- [AVAILABLE RECORDS]:
·····

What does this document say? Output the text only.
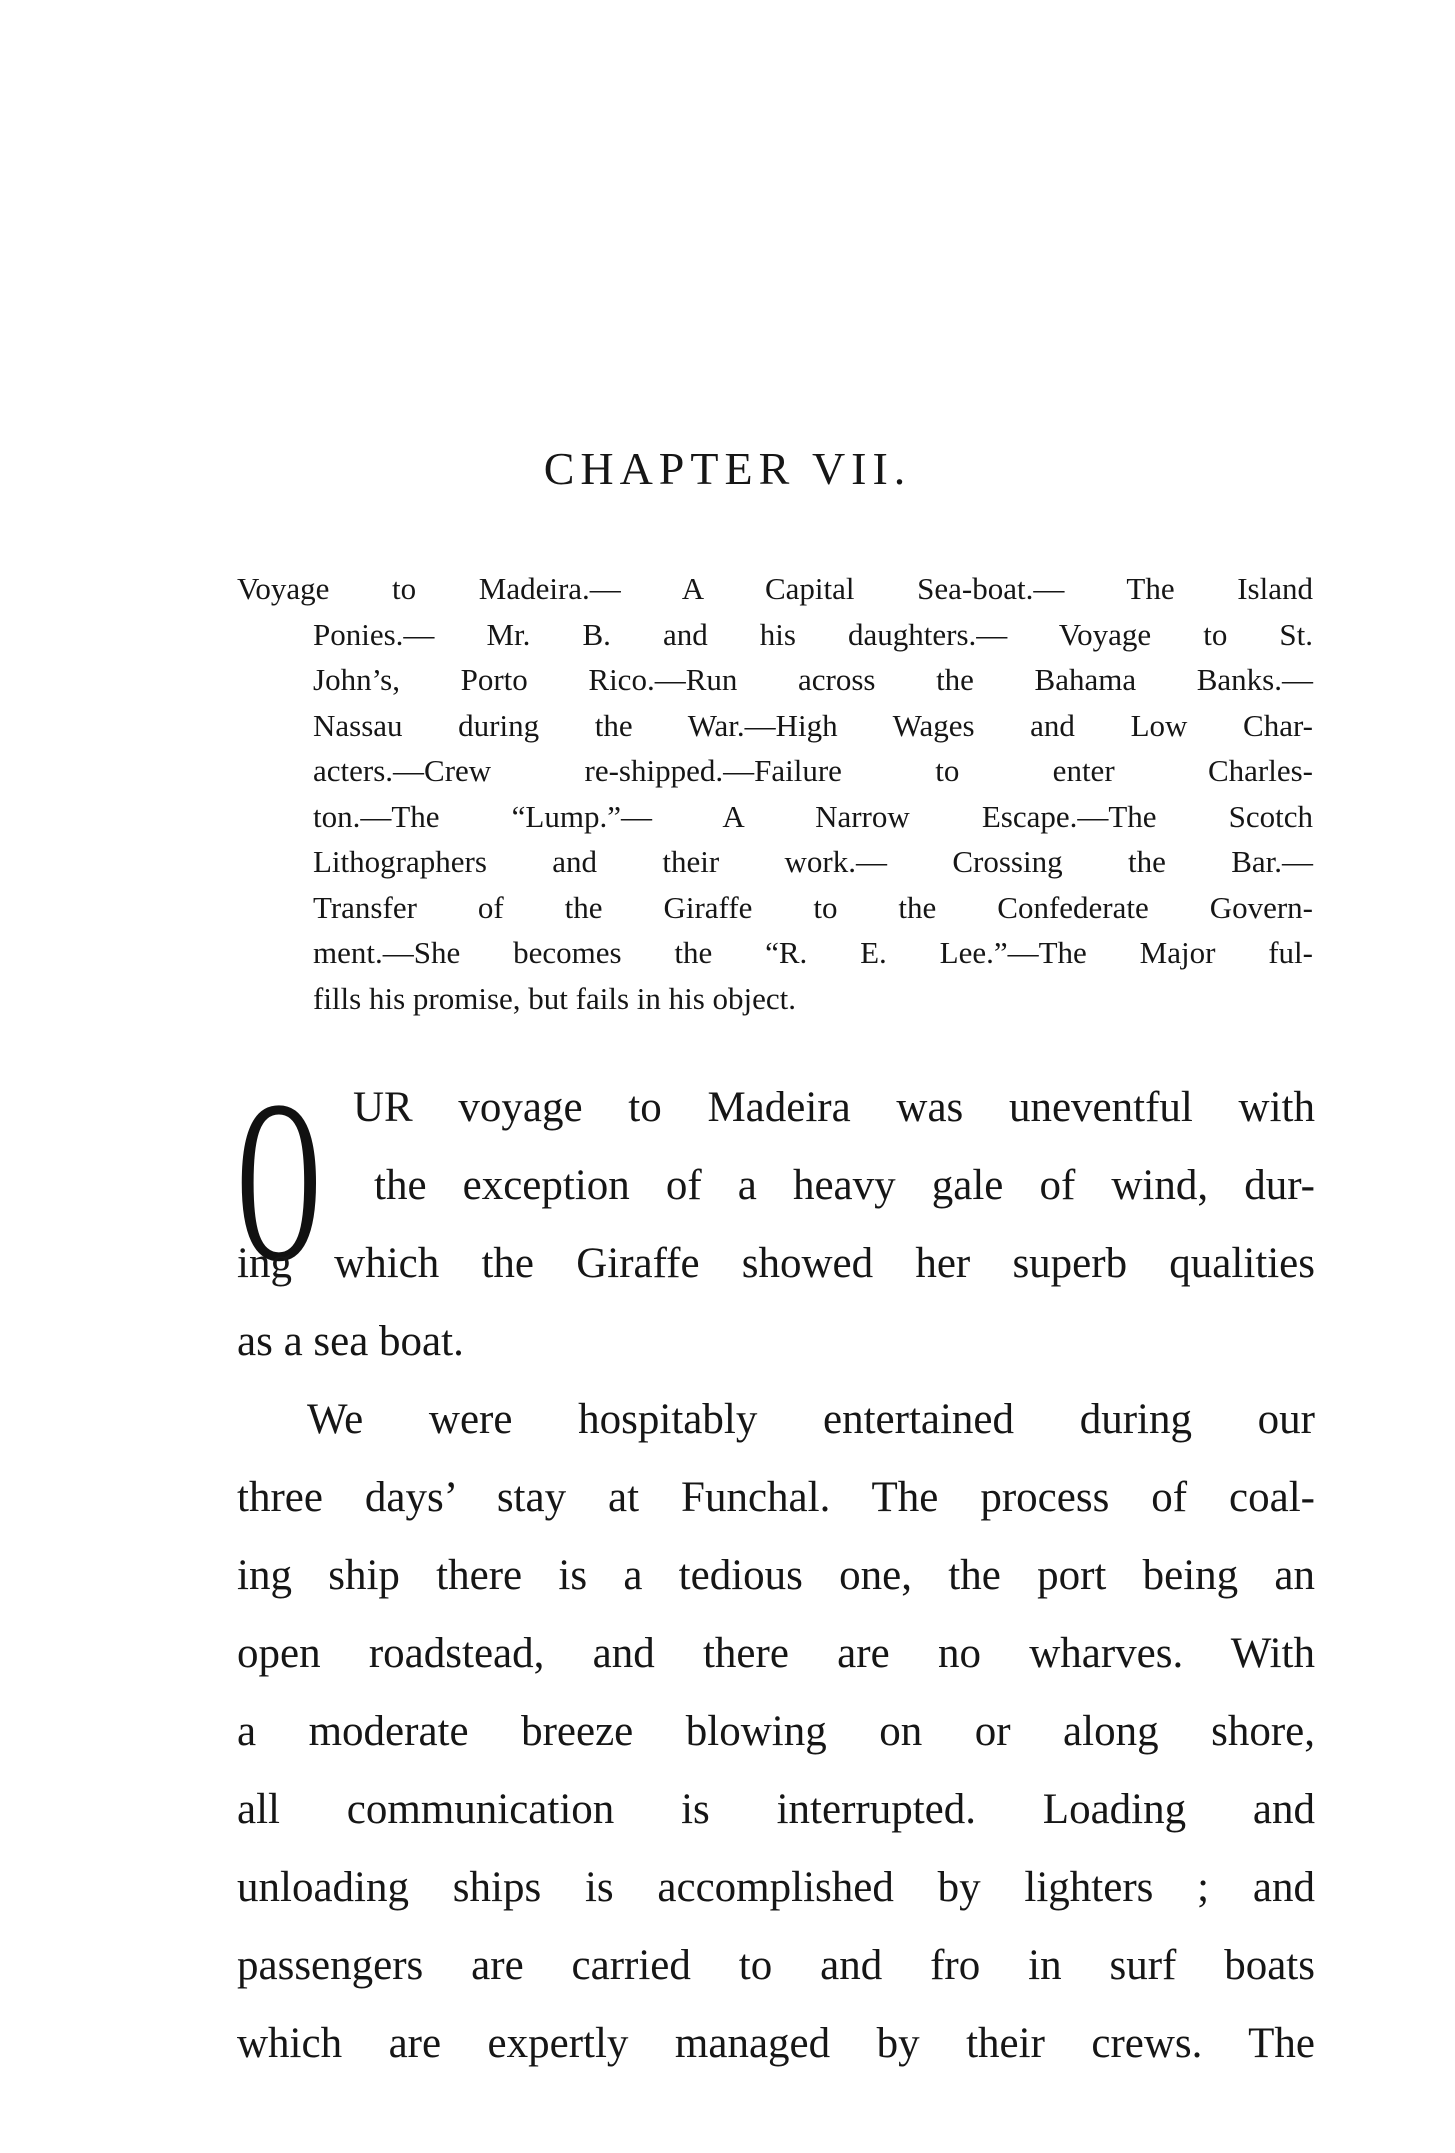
CHAPTER VII.
Voyage to Madeira.— A Capital Sea-boat.— The Island
Ponies.— Mr. B. and his daughters.— Voyage to St.
John’s, Porto Rico.—Run across the Bahama Banks.—
Nassau during the War.—High Wages and Low Char-
acters.—Crew re-shipped.—Failure to enter Charles-
ton.—The “Lump.”— A Narrow Escape.—The Scotch
Lithographers and their work.— Crossing the Bar.—
Transfer of the Giraffe to the Confederate Govern-
ment.—She becomes the “R. E. Lee.”—The Major ful-
fills his promise, but fails in his object.
O UR voyage to Madeira was uneventful with
the exception of a heavy gale of wind, dur-
ing which the Giraffe showed her superb qualities
as a sea boat.
We were hospitably entertained during our
three days’ stay at Funchal. The process of coal-
ing ship there is a tedious one, the port being an
open roadstead, and there are no wharves. With
a moderate breeze blowing on or along shore,
all communication is interrupted. Loading and
unloading ships is accomplished by lighters ; and
passengers are carried to and fro in surf boats
which are expertly managed by their crews. The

·····

Pick out the lines that have the word "Giraffe". Copy them all.

- [WRITTEN SOLUTION]:
Transfer of the Giraffe to the Confederate Govern-
ing which the Giraffe showed her superb qualities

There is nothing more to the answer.